_WHAT YOU SHOULD DO_. Write out the data below exactly as given, without any of its pictures.

_ _ _ _ _ _ _

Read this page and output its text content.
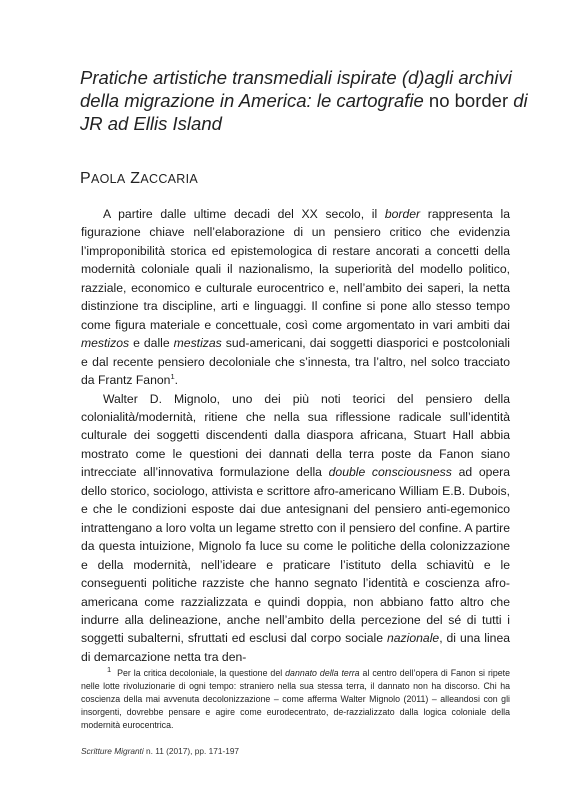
Pratiche artistiche transmediali ispirate (d)agli archivi della migrazione in America: le cartografie no border di JR ad Ellis Island
PAOLA ZACCARIA

A partire dalle ultime decadi del XX secolo, il border rappresenta la figurazione chiave nell’elaborazione di un pensiero critico che evidenzia l’improponibilità storica ed epistemologica di restare ancorati a concetti della modernità coloniale quali il nazionalismo, la superiorità del modello politico, razziale, economico e culturale eurocentrico e, nell’ambito dei saperi, la netta distinzione tra discipline, arti e linguaggi. Il confine si pone allo stesso tempo come figura materiale e concettuale, così come argomentato in vari ambiti dai mestizos e dalle mestizas sud-americani, dai soggetti diasporici e postcoloniali e dal recente pensiero decoloniale che s’innesta, tra l’altro, nel solco tracciato da Frantz Fanon$^1$.

Walter D. Mignolo, uno dei più noti teorici del pensiero della colonialità/modernità, ritiene che nella sua riflessione radicale sull’identità culturale dei soggetti discendenti dalla diaspora africana, Stuart Hall abbia mostrato come le questioni dei dannati della terra poste da Fanon siano intrecciate all’innovativa formulazione della double consciousness ad opera dello storico, sociologo, attivista e scrittore afro-americano William E.B. Dubois, e che le condizioni esposte dai due antesignani del pensiero anti-egemonico intrattengano a loro volta un legame stretto con il pensiero del confine. A partire da questa intuizione, Mignolo fa luce su come le politiche della colonizzazione e della modernità, nell’ideare e praticare l’istituto della schiavitù e le conseguenti politiche razziste che hanno segnato l’identità e coscienza afro-americana come razzializzata e quindi doppia, non abbiano fatto altro che indurre alla delineazione, anche nell’ambito della percezione del sé di tutti i soggetti subalterni, sfruttati ed esclusi dal corpo sociale nazionale, di una linea di demarcazione netta tra den-

1 Per la critica decoloniale, la questione del dannato della terra al centro dell’opera di Fanon si ripete nelle lotte rivoluzionarie di ogni tempo: straniero nella sua stessa terra, il dannato non ha discorso. Chi ha coscienza della mai avvenuta decolonizzazione – come afferma Walter Mignolo (2011) – alleandosi con gli insorgenti, dovrebbe pensare e agire come eurodecentrato, de-razzializzato dalla logica coloniale della modernità eurocentrica.

Scritture Migranti n. 11 (2017), pp. 171-197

_ _ _ _ _ _ _

_WRITTEN ANSWER_.
Read this page and output its text content.
Pratiche artistiche transmediali ispirate (d)agli archivi della migrazione in America: le cartografie no border di JR ad Ellis Island
PAOLA ZACCARIA

A partire dalle ultime decadi del XX secolo, il border rappresenta la figurazione chiave nell’elaborazione di un pensiero critico che evidenzia l’improponibilità storica ed epistemologica di restare ancorati a concetti della modernità coloniale quali il nazionalismo, la superiorità del modello politico, razziale, economico e culturale eurocentrico e, nell’ambito dei saperi, la netta distinzione tra discipline, arti e linguaggi. Il confine si pone allo stesso tempo come figura materiale e concettuale, così come argomentato in vari ambiti dai mestizos e dalle mestizas sud-americani, dai soggetti diasporici e postcoloniali e dal recente pensiero decoloniale che s’innesta, tra l’altro, nel solco tracciato da Frantz Fanon$^1$.

Walter D. Mignolo, uno dei più noti teorici del pensiero della colonialità/modernità, ritiene che nella sua riflessione radicale sull’identità culturale dei soggetti discendenti dalla diaspora africana, Stuart Hall abbia mostrato come le questioni dei dannati della terra poste da Fanon siano intrecciate all’innovativa formulazione della double consciousness ad opera dello storico, sociologo, attivista e scrittore afro-americano William E.B. Dubois, e che le condizioni esposte dai due antesignani del pensiero anti-egemonico intrattengano a loro volta un legame stretto con il pensiero del confine. A partire da questa intuizione, Mignolo fa luce su come le politiche della colonizzazione e della modernità, nell’ideare e praticare l’istituto della schiavitù e le conseguenti politiche razziste che hanno segnato l’identità e coscienza afro-americana come razzializzata e quindi doppia, non abbiano fatto altro che indurre alla delineazione, anche nell’ambito della percezione del sé di tutti i soggetti subalterni, sfruttati ed esclusi dal corpo sociale nazionale, di una linea di demarcazione netta tra den-

1 Per la critica decoloniale, la questione del dannato della terra al centro dell’opera di Fanon si ripete nelle lotte rivoluzionarie di ogni tempo: straniero nella sua stessa terra, il dannato non ha discorso. Chi ha coscienza della mai avvenuta decolonizzazione – come afferma Walter Mignolo (2011) – alleandosi con gli insorgenti, dovrebbe pensare e agire come eurodecentrato, de-razzializzato dalla logica coloniale della modernità eurocentrica.

Scritture Migranti n. 11 (2017), pp. 171-197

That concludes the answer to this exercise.